Work instructions: Read the records below. Copy each line where the string "group" occurs.

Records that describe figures
::::::::::
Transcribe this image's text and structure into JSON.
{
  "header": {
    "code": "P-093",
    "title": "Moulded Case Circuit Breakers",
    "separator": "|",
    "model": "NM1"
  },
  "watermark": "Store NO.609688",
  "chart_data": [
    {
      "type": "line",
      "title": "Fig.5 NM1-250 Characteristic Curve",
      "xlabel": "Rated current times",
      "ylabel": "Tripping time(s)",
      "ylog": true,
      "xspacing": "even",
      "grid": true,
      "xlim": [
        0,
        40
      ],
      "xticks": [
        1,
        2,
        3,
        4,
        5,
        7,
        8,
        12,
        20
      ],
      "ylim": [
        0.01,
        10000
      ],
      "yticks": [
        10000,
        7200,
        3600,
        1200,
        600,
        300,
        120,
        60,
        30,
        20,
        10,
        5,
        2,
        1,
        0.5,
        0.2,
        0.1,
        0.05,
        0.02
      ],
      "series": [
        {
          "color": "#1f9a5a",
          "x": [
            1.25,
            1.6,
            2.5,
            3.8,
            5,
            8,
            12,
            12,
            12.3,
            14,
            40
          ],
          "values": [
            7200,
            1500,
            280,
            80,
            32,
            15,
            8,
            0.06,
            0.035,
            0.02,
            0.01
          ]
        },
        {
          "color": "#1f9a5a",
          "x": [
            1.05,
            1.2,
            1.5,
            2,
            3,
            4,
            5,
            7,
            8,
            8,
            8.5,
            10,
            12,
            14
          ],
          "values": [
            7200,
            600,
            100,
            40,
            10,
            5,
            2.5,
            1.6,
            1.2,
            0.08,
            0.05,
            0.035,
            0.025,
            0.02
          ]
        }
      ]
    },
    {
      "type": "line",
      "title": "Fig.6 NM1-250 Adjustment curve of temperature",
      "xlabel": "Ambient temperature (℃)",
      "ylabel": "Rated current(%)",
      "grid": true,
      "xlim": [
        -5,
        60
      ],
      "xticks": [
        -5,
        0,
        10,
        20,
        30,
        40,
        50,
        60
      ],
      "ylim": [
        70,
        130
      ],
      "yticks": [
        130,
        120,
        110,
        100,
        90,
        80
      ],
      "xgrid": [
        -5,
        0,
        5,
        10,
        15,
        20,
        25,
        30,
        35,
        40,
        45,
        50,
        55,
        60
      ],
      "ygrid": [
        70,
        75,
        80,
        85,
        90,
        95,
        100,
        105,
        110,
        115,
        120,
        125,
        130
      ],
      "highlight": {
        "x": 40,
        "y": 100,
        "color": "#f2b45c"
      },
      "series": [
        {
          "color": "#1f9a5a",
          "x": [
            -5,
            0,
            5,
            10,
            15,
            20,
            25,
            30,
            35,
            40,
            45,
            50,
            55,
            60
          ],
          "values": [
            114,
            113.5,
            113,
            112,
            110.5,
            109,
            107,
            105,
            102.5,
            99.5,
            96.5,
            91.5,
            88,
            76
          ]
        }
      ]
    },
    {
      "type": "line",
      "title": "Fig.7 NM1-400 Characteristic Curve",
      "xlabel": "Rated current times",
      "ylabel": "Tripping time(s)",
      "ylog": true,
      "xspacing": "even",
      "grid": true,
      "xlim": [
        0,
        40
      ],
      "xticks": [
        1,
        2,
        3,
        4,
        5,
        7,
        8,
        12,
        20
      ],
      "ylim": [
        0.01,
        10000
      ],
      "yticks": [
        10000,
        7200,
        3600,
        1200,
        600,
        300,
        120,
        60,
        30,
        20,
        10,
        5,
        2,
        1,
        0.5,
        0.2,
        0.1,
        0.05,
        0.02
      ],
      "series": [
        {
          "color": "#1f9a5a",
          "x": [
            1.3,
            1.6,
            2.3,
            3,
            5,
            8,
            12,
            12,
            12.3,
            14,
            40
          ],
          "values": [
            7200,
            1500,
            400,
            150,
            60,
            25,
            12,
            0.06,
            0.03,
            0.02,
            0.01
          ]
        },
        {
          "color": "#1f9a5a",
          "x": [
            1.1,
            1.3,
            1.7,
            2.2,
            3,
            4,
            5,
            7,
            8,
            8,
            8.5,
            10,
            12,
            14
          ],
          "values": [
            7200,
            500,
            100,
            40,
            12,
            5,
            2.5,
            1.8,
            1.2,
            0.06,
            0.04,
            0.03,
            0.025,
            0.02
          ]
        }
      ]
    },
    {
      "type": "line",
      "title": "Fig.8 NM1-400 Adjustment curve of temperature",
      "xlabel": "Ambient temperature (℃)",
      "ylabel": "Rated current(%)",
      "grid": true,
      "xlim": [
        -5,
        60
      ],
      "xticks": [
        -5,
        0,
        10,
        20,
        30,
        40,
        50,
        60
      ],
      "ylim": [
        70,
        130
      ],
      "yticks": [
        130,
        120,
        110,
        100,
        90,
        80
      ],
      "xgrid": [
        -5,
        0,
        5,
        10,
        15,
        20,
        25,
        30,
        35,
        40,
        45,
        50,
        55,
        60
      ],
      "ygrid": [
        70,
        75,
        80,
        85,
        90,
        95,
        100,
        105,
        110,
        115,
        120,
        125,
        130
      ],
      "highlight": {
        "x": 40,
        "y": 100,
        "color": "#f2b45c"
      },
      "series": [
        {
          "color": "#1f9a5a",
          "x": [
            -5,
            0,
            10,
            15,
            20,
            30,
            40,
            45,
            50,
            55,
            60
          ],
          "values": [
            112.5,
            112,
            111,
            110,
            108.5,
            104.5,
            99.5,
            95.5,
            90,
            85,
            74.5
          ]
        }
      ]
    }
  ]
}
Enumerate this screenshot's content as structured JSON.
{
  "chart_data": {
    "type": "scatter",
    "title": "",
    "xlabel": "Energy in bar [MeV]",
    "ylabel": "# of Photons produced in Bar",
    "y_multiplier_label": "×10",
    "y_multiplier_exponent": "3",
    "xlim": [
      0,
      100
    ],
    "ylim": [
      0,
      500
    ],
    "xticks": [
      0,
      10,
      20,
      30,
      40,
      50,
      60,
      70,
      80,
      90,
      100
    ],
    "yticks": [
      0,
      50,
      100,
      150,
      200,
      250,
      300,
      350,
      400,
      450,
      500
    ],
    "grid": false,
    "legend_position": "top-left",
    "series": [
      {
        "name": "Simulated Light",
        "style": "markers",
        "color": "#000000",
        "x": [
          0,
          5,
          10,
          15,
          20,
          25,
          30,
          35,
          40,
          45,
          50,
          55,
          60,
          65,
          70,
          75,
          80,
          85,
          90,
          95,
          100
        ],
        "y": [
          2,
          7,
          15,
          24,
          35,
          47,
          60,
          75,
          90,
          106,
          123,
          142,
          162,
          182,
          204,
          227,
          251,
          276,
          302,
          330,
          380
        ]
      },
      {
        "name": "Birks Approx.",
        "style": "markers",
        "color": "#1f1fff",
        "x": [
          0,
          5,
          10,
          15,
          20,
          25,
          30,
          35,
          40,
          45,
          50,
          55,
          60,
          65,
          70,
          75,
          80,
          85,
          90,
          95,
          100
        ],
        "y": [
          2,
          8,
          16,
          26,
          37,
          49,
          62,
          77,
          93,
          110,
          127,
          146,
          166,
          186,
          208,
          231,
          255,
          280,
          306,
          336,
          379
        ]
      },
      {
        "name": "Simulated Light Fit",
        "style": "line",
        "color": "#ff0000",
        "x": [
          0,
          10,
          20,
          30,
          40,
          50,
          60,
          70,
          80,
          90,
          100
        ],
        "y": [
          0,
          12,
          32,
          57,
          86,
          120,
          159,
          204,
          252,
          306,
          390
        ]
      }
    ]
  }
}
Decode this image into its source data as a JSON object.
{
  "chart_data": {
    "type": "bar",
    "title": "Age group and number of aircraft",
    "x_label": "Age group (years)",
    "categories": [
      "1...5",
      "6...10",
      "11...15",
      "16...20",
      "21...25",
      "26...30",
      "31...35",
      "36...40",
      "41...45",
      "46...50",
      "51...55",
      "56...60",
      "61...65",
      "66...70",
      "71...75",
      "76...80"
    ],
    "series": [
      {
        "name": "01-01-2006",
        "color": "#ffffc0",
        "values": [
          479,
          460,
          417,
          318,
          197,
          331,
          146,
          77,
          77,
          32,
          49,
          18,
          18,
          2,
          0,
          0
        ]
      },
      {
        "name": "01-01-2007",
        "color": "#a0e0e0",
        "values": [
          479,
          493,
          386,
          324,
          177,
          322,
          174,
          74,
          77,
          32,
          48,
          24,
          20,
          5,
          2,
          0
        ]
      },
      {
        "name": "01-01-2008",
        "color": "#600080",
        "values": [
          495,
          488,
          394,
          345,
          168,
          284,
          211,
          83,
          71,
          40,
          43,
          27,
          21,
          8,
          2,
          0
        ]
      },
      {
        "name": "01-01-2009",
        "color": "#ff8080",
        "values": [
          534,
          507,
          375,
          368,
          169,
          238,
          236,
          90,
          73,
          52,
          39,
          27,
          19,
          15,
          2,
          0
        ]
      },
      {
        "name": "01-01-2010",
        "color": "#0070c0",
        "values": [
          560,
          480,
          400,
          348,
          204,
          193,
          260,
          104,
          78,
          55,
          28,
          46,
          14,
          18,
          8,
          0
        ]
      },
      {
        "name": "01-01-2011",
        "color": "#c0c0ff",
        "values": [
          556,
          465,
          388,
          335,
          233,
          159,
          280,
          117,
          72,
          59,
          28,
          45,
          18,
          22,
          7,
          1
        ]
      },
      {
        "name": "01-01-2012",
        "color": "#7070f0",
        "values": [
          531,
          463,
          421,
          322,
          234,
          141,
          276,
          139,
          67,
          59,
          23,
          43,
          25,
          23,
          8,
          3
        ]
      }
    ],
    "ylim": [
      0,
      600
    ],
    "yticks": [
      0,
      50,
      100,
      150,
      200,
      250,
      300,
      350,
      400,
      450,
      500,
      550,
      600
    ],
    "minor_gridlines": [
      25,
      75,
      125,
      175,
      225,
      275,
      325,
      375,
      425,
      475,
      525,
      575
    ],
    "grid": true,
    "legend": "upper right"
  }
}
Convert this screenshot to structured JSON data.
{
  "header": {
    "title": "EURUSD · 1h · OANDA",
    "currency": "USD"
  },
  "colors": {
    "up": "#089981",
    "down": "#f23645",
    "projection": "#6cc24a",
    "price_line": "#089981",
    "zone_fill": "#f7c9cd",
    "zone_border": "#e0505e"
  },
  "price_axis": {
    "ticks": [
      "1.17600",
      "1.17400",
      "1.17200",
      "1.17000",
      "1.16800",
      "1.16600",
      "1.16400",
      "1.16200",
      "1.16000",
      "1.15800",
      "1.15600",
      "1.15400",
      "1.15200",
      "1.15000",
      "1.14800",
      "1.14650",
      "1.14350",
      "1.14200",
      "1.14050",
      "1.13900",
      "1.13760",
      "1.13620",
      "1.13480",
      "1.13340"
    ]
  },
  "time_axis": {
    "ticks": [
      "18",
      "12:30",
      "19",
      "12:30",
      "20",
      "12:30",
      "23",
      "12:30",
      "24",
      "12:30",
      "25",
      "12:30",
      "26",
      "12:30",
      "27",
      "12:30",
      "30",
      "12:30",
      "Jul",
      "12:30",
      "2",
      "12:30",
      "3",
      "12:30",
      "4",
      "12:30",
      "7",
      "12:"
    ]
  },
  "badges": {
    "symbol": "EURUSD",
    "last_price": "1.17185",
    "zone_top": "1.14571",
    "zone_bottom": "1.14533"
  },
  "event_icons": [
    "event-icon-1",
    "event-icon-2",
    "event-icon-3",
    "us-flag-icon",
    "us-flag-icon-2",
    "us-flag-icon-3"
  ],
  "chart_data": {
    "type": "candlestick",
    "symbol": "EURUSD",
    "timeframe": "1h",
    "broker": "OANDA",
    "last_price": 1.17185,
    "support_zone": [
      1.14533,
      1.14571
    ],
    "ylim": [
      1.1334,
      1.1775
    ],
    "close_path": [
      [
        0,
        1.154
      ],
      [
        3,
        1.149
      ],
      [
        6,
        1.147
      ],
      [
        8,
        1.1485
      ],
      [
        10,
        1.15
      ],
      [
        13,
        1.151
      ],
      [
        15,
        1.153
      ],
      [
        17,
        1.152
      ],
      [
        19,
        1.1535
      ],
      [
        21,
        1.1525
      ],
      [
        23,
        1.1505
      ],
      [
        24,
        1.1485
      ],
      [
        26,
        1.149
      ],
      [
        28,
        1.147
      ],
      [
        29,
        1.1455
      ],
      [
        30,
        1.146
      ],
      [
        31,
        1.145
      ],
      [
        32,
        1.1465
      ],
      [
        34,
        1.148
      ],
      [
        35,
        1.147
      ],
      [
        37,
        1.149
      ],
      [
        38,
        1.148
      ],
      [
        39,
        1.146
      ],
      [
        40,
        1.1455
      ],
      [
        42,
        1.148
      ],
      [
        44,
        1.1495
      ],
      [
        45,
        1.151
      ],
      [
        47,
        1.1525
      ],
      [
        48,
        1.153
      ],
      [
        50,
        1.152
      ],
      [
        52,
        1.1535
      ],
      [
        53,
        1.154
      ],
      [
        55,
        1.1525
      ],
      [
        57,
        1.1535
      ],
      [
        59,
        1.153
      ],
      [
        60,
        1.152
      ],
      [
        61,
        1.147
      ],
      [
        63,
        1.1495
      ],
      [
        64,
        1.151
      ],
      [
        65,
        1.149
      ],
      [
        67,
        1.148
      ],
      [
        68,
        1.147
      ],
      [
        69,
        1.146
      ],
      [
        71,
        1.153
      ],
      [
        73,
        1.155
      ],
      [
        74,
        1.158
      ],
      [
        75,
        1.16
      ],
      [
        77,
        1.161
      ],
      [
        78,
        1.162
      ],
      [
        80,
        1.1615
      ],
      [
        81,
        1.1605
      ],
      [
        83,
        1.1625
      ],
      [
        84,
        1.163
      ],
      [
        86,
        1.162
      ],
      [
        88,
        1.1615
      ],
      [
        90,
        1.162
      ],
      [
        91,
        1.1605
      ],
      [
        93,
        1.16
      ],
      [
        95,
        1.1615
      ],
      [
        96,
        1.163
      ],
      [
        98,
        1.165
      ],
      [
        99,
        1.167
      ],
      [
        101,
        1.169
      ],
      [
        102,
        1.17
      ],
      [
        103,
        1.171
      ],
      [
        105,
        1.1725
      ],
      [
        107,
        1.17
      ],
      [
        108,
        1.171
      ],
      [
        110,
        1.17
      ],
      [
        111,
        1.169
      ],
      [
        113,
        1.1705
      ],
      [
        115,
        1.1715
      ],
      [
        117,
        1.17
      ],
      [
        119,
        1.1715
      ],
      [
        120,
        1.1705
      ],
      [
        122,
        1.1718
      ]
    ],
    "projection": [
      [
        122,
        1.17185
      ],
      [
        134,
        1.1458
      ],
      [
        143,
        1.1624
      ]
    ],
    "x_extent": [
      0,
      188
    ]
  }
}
::::::::::
Result of this task:
    "title": "Age group and number of aircraft",
    "x_label": "Age group (years)",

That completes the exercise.